## Exercise description
Show every line of the records below that contains the word "months".

--- START OF Provided information ---

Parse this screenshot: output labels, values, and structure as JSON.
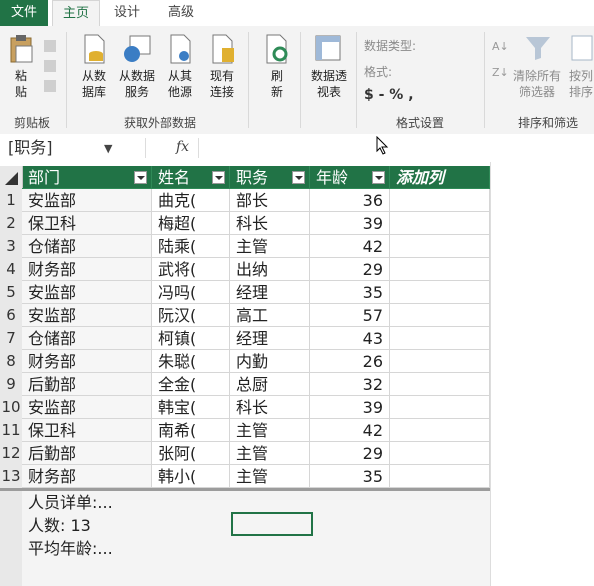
{
  "tabs": [
    "文件",
    "主页",
    "设计",
    "高级"
  ],
  "ribbon": {
    "clipboard": {
      "paste": "粘\n贴",
      "group": "剪贴板"
    },
    "external": {
      "from_db": "从数\n据库",
      "from_service": "从数据\n服务",
      "from_other": "从其\n他源",
      "existing": "现有\n连接",
      "group": "获取外部数据"
    },
    "refresh": "刷\n新",
    "pivot": "数据透\n视表",
    "format": {
      "data_type": "数据类型:",
      "format": "格式:",
      "symbols": "$ - % ,",
      "group": "格式设置"
    },
    "sort": {
      "clear_all": "清除所有\n筛选器",
      "sort_by_col": "按列\n排序",
      "group": "排序和筛选"
    }
  },
  "formula_bar": {
    "name_box": "[职务]",
    "fx": "fx",
    "value": ""
  },
  "table": {
    "headers": [
      "部门",
      "姓名",
      "职务",
      "年龄",
      "添加列"
    ],
    "rows": [
      {
        "n": "1",
        "dept": "安监部",
        "name": "曲克(",
        "title": "部长",
        "age": "36"
      },
      {
        "n": "2",
        "dept": "保卫科",
        "name": "梅超(",
        "title": "科长",
        "age": "39"
      },
      {
        "n": "3",
        "dept": "仓储部",
        "name": "陆乘(",
        "title": "主管",
        "age": "42"
      },
      {
        "n": "4",
        "dept": "财务部",
        "name": "武将(",
        "title": "出纳",
        "age": "29"
      },
      {
        "n": "5",
        "dept": "安监部",
        "name": "冯吗(",
        "title": "经理",
        "age": "35"
      },
      {
        "n": "6",
        "dept": "安监部",
        "name": "阮汉(",
        "title": "高工",
        "age": "57"
      },
      {
        "n": "7",
        "dept": "仓储部",
        "name": "柯镇(",
        "title": "经理",
        "age": "43"
      },
      {
        "n": "8",
        "dept": "财务部",
        "name": "朱聪(",
        "title": "内勤",
        "age": "26"
      },
      {
        "n": "9",
        "dept": "后勤部",
        "name": "全金(",
        "title": "总厨",
        "age": "32"
      },
      {
        "n": "10",
        "dept": "安监部",
        "name": "韩宝(",
        "title": "科长",
        "age": "39"
      },
      {
        "n": "11",
        "dept": "保卫科",
        "name": "南希(",
        "title": "主管",
        "age": "42"
      },
      {
        "n": "12",
        "dept": "后勤部",
        "name": "张阿(",
        "title": "主管",
        "age": "29"
      },
      {
        "n": "13",
        "dept": "财务部",
        "name": "韩小(",
        "title": "主管",
        "age": "35"
      }
    ]
  },
  "summary": {
    "detail": "人员详单:...",
    "count": "人数: 13",
    "avg": "平均年龄:..."
  },
  "colors": {
    "accent": "#217346",
    "header": "#217346"
  }
}
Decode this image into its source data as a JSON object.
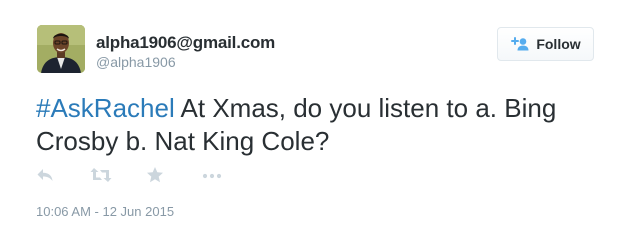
{
  "tweet": {
    "author": {
      "display_name": "alpha1906@gmail.com",
      "handle": "@alpha1906",
      "avatar_icon": "user-avatar"
    },
    "follow_button": {
      "label": "Follow",
      "icon": "add-user-icon"
    },
    "text": {
      "hashtag": "#AskRachel",
      "body": " At Xmas, do you listen to a. Bing Crosby b. Nat King Cole?"
    },
    "actions": [
      {
        "name": "reply",
        "icon": "reply-icon"
      },
      {
        "name": "retweet",
        "icon": "retweet-icon"
      },
      {
        "name": "favorite",
        "icon": "star-icon"
      },
      {
        "name": "more",
        "icon": "more-icon"
      }
    ],
    "timestamp": "10:06 AM - 12 Jun 2015"
  },
  "colors": {
    "text": "#292f33",
    "muted": "#8899a6",
    "link": "#2b7bb9",
    "action_icon": "#ccd6dd",
    "border": "#e1e8ed"
  }
}
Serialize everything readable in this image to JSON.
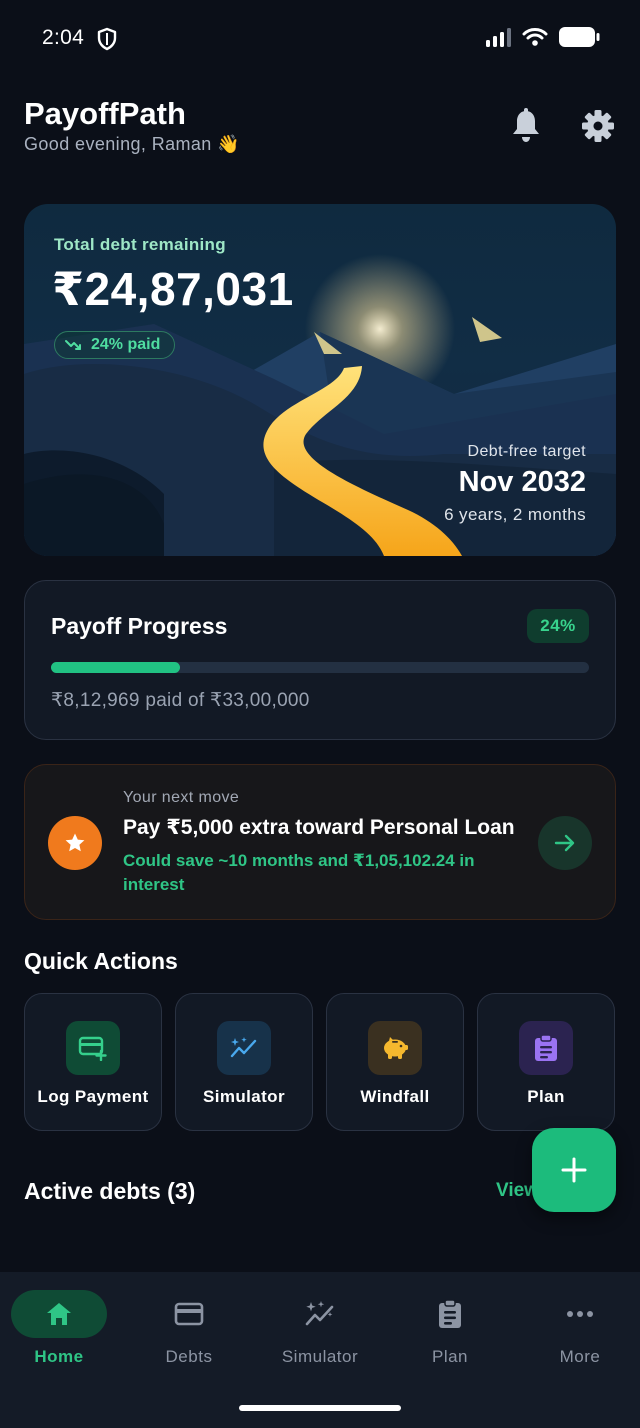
{
  "status_bar": {
    "time": "2:04"
  },
  "header": {
    "app_title": "PayoffPath",
    "greeting": "Good evening, Raman 👋"
  },
  "hero": {
    "label": "Total debt remaining",
    "amount": "₹24,87,031",
    "badge": "24% paid",
    "target_label": "Debt-free target",
    "target_date": "Nov 2032",
    "target_duration": "6 years, 2 months"
  },
  "progress": {
    "title": "Payoff Progress",
    "percent_label": "24%",
    "fraction": 0.24,
    "subtitle": "₹8,12,969 paid of ₹33,00,000"
  },
  "next_move": {
    "label": "Your next move",
    "title": "Pay ₹5,000 extra toward Personal Loan",
    "subtitle": "Could save ~10 months and ₹1,05,102.24 in interest"
  },
  "quick_actions": {
    "title": "Quick Actions",
    "items": [
      {
        "label": "Log Payment",
        "icon": "card-add-icon",
        "bg": "#0f4b35",
        "fg": "#35d08c"
      },
      {
        "label": "Simulator",
        "icon": "sparkle-chart-icon",
        "bg": "#17324a",
        "fg": "#49a9ee"
      },
      {
        "label": "Windfall",
        "icon": "piggy-bank-icon",
        "bg": "#3a3020",
        "fg": "#f5b82e"
      },
      {
        "label": "Plan",
        "icon": "clipboard-icon",
        "bg": "#2b2350",
        "fg": "#9a73f2"
      }
    ]
  },
  "active_debts": {
    "title": "Active debts (3)",
    "view_all": "View"
  },
  "bottom_nav": {
    "items": [
      {
        "label": "Home",
        "icon": "home-icon",
        "active": true
      },
      {
        "label": "Debts",
        "icon": "card-icon",
        "active": false
      },
      {
        "label": "Simulator",
        "icon": "sparkle-chart-icon",
        "active": false
      },
      {
        "label": "Plan",
        "icon": "clipboard-icon",
        "active": false
      },
      {
        "label": "More",
        "icon": "more-dots-icon",
        "active": false
      }
    ]
  },
  "colors": {
    "background": "#0b0f18",
    "accent_green": "#2fc586",
    "accent_orange": "#f07a1d",
    "card": "#121925"
  }
}
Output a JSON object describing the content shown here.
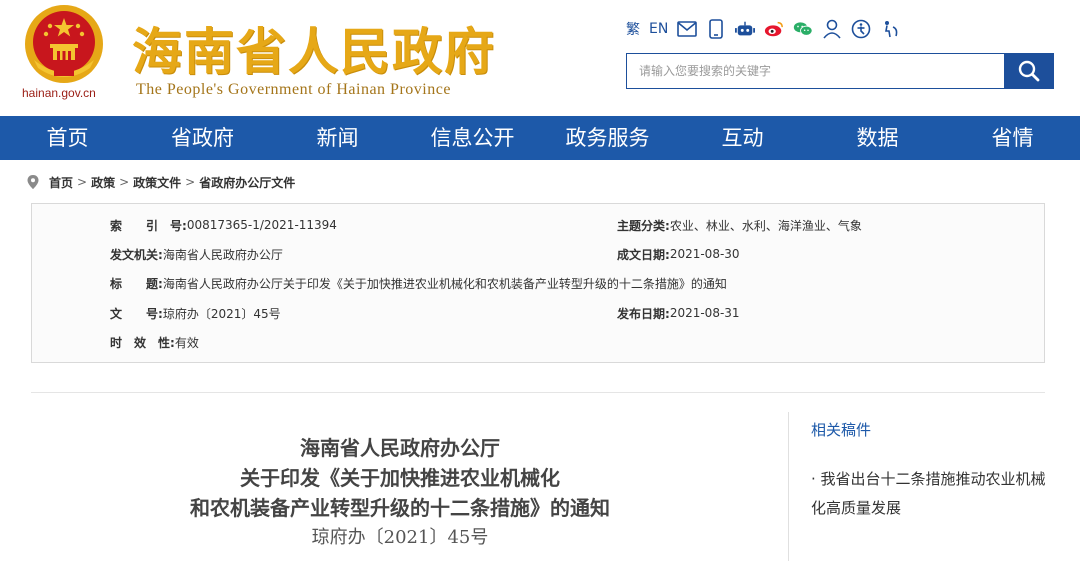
{
  "header": {
    "domain": "hainan.gov.cn",
    "title": "海南省人民政府",
    "subtitle": "The People's Government  of Hainan Province",
    "tools": {
      "traditional": "繁",
      "english": "EN"
    },
    "search_placeholder": "请输入您要搜索的关键字"
  },
  "nav": {
    "items": [
      "首页",
      "省政府",
      "新闻",
      "信息公开",
      "政务服务",
      "互动",
      "数据",
      "省情"
    ]
  },
  "breadcrumb": {
    "items": [
      "首页",
      "政策",
      "政策文件",
      "省政府办公厅文件"
    ],
    "separator": ">"
  },
  "meta": {
    "index_label": "索　　引　号:",
    "index_value": "00817365-1/2021-11394",
    "category_label": "主题分类:",
    "category_value": "农业、林业、水利、海洋渔业、气象",
    "issuer_label": "发文机关:",
    "issuer_value": "海南省人民政府办公厅",
    "created_label": "成文日期:",
    "created_value": "2021-08-30",
    "title_label": "标　　题:",
    "title_value": "海南省人民政府办公厅关于印发《关于加快推进农业机械化和农机装备产业转型升级的十二条措施》的通知",
    "docno_label": "文　　号:",
    "docno_value": "琼府办〔2021〕45号",
    "published_label": "发布日期:",
    "published_value": "2021-08-31",
    "validity_label": "时　效　性:",
    "validity_value": "有效"
  },
  "document": {
    "title_lines": [
      "海南省人民政府办公厅",
      "关于印发《关于加快推进农业机械化",
      "和农机装备产业转型升级的十二条措施》的通知"
    ],
    "number": "琼府办〔2021〕45号"
  },
  "related": {
    "heading": "相关稿件",
    "items": [
      "· 我省出台十二条措施推动农业机械化高质量发展"
    ]
  },
  "colors": {
    "nav_blue": "#1d59a9",
    "title_gold": "#e6a817",
    "emblem_red": "#c8161d"
  }
}
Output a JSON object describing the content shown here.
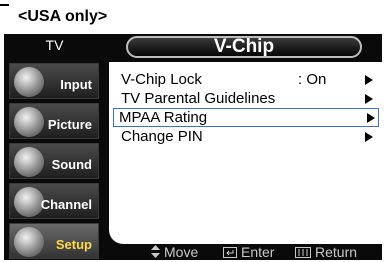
{
  "region_note": "<USA only>",
  "sidebar": {
    "title": "TV",
    "items": [
      {
        "label": "Input",
        "icon": "input-plug-icon"
      },
      {
        "label": "Picture",
        "icon": "picture-icon"
      },
      {
        "label": "Sound",
        "icon": "sound-icon"
      },
      {
        "label": "Channel",
        "icon": "channel-antenna-icon"
      },
      {
        "label": "Setup",
        "icon": "setup-icon",
        "active": true
      }
    ]
  },
  "header": {
    "title": "V-Chip"
  },
  "menu": {
    "items": [
      {
        "label": "V-Chip Lock",
        "value": ": On"
      },
      {
        "label": "TV Parental Guidelines",
        "value": ""
      },
      {
        "label": "MPAA Rating",
        "value": "",
        "selected": true
      },
      {
        "label": "Change PIN",
        "value": ""
      }
    ]
  },
  "footer": {
    "move": "Move",
    "enter": "Enter",
    "return": "Return"
  },
  "colors": {
    "osd_background": "#0a0a0a",
    "active_label": "#ffd84a",
    "selection_border": "#3a6fd8"
  }
}
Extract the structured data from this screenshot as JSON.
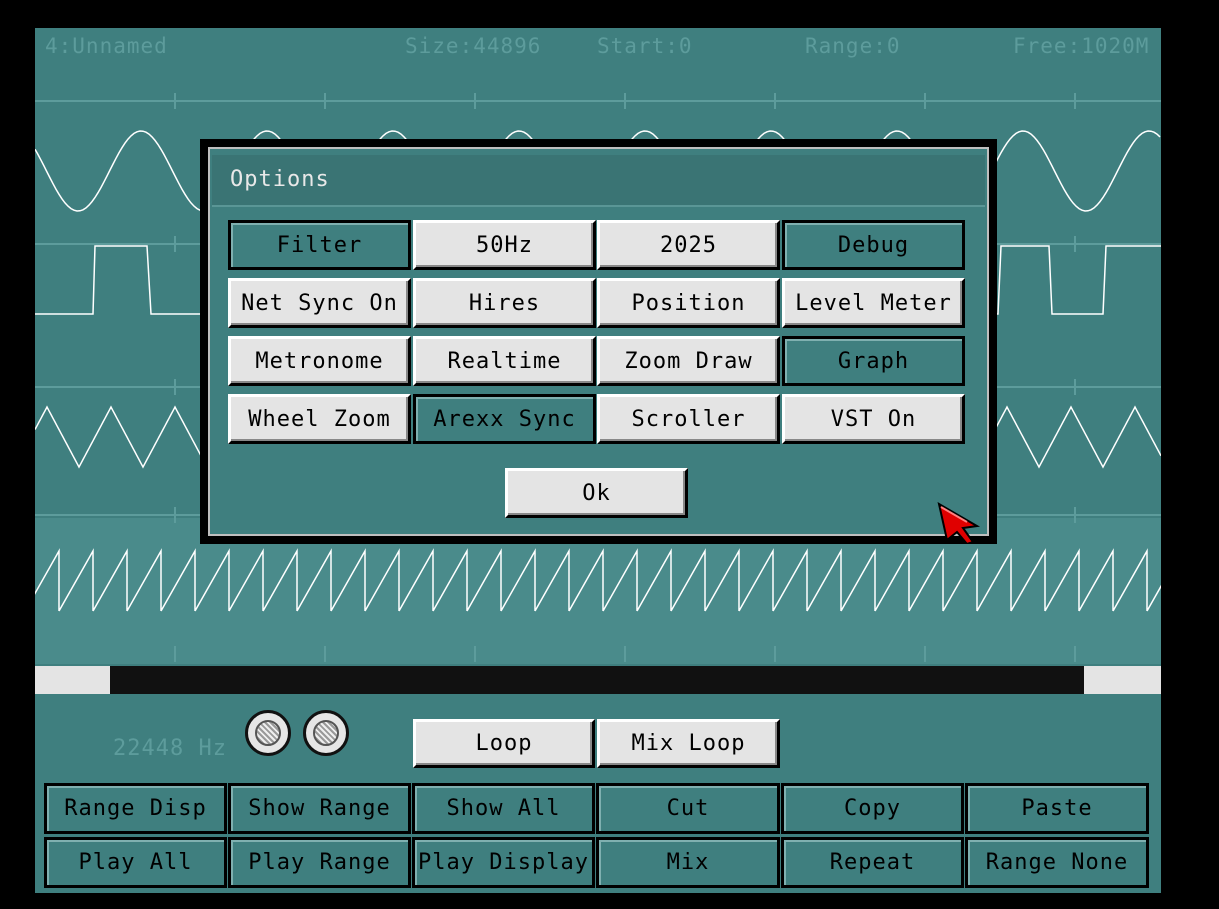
{
  "status": {
    "name": "4:Unnamed",
    "size": "Size:44896",
    "start": "Start:0",
    "range": "Range:0",
    "free": "Free:1020M"
  },
  "dialog": {
    "title": "Options",
    "options": [
      {
        "label": "Filter",
        "on": false
      },
      {
        "label": "50Hz",
        "on": true
      },
      {
        "label": "2025",
        "on": true
      },
      {
        "label": "Debug",
        "on": false
      },
      {
        "label": "Net Sync On",
        "on": true
      },
      {
        "label": "Hires",
        "on": true
      },
      {
        "label": "Position",
        "on": true
      },
      {
        "label": "Level Meter",
        "on": true
      },
      {
        "label": "Metronome",
        "on": true
      },
      {
        "label": "Realtime",
        "on": true
      },
      {
        "label": "Zoom Draw",
        "on": true
      },
      {
        "label": "Graph",
        "on": false
      },
      {
        "label": "Wheel Zoom",
        "on": true
      },
      {
        "label": "Arexx Sync",
        "on": false
      },
      {
        "label": "Scroller",
        "on": true
      },
      {
        "label": "VST On",
        "on": true
      }
    ],
    "ok_label": "Ok"
  },
  "playback": {
    "frequency": "22448 Hz",
    "loop_label": "Loop",
    "mix_loop_label": "Mix Loop"
  },
  "toolbar": {
    "row1": [
      "Range Disp",
      "Show Range",
      "Show All",
      "Cut",
      "Copy",
      "Paste"
    ],
    "row2": [
      "Play All",
      "Play Range",
      "Play Display",
      "Mix",
      "Repeat",
      "Range None"
    ]
  },
  "scrollbar": {
    "visible_start": 0.067,
    "visible_end": 0.932
  },
  "colors": {
    "background": "#3f7f7f",
    "wave": "#ffffff",
    "button_on": "#e4e4e4",
    "cursor": "#e00000"
  }
}
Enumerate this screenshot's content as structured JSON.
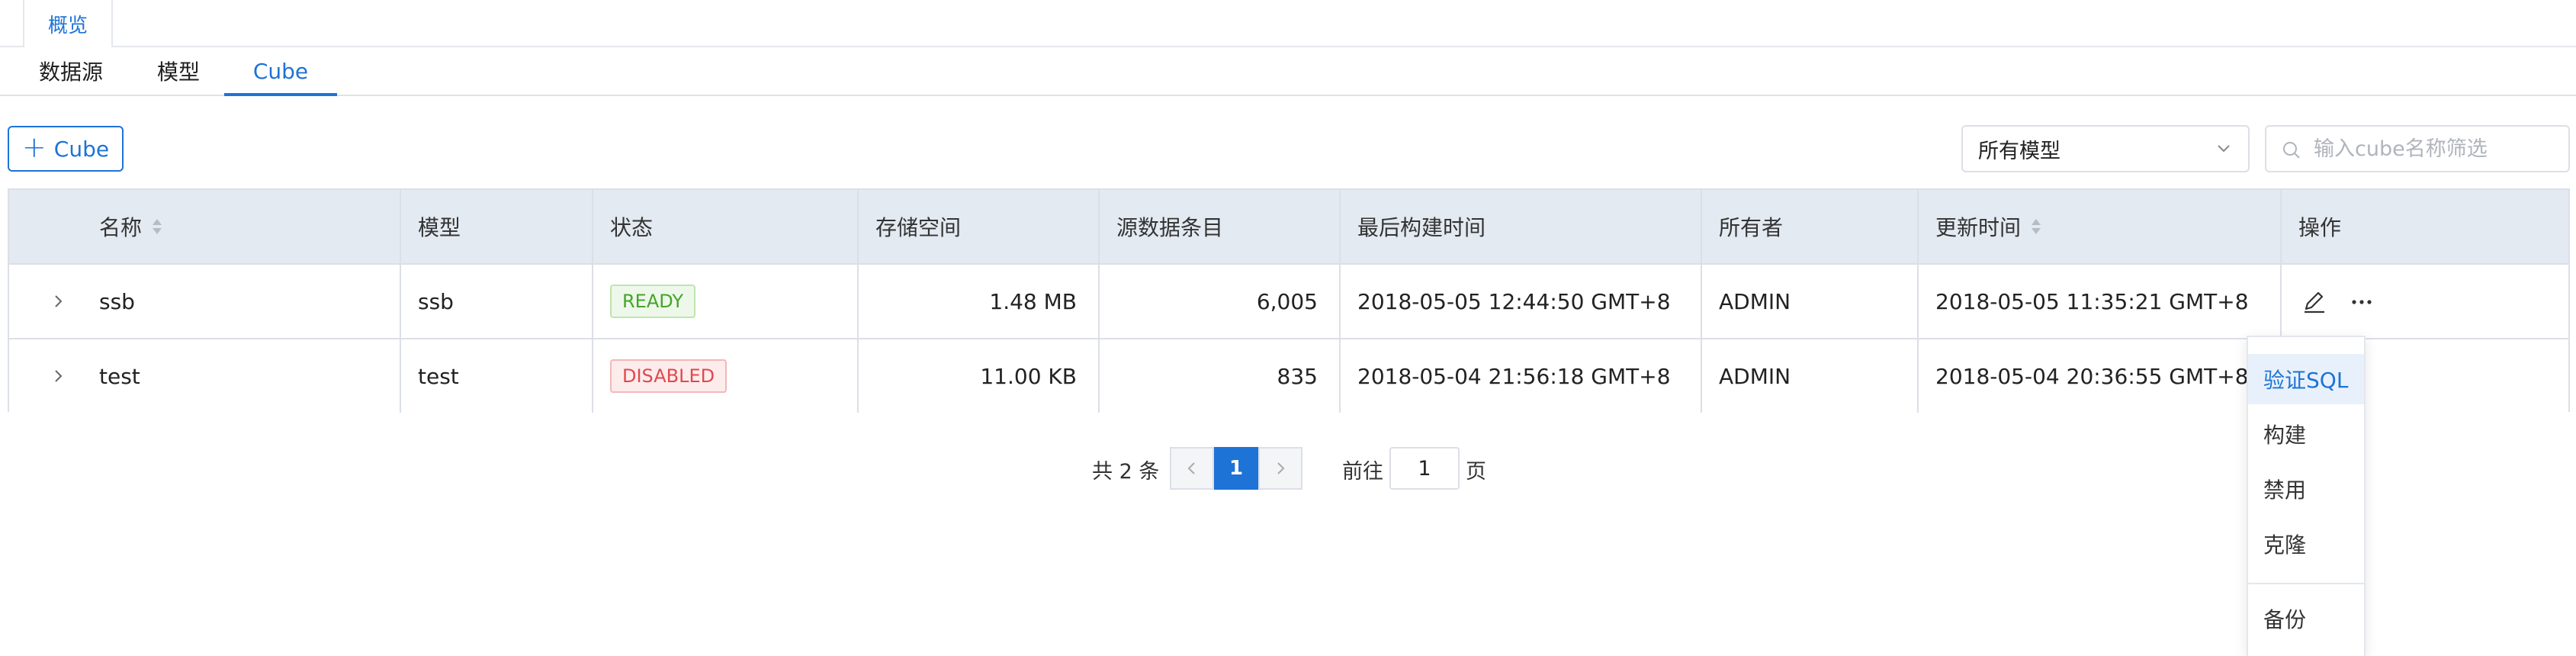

--- END OF Provided information ---

## Completed task
    "target_duration": "6 years, 2 months"
    "subtitle": "Could save ~10 months and ₹1,05,102.24 in interest"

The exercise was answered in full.